## REQUIRED WORK
Print all of the data exactly as written.

⟨

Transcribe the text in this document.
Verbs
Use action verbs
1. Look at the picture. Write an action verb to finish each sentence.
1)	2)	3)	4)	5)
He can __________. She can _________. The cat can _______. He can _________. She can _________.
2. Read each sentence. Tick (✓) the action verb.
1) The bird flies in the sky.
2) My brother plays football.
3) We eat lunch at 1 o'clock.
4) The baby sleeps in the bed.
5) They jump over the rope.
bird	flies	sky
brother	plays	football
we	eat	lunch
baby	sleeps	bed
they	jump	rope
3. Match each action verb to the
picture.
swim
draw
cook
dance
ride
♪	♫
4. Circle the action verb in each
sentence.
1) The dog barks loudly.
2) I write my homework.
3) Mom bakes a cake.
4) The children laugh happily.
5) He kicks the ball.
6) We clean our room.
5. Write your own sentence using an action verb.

⟩

## RESPONSE TO THE EXERCISE
Transcribe the text in this document.
Verbs
Use action verbs
1. Look at the picture. Write an action verb to finish each sentence.
1)	2)	3)	4)	5)
He can __________. She can _________. The cat can _______. He can _________. She can _________.
2. Read each sentence. Tick (✓) the action verb.
1) The bird flies in the sky.
2) My brother plays football.
3) We eat lunch at 1 o'clock.
4) The baby sleeps in the bed.
5) They jump over the rope.
bird	flies	sky
brother	plays	football
we	eat	lunch
baby	sleeps	bed
they	jump	rope
3. Match each action verb to the
picture.
swim
draw
cook
dance
ride
♪	♫
4. Circle the action verb in each
sentence.
1) The dog barks loudly.
2) I write my homework.
3) Mom bakes a cake.
4) The children laugh happily.
5) He kicks the ball.
6) We clean our room.
5. Write your own sentence using an action verb.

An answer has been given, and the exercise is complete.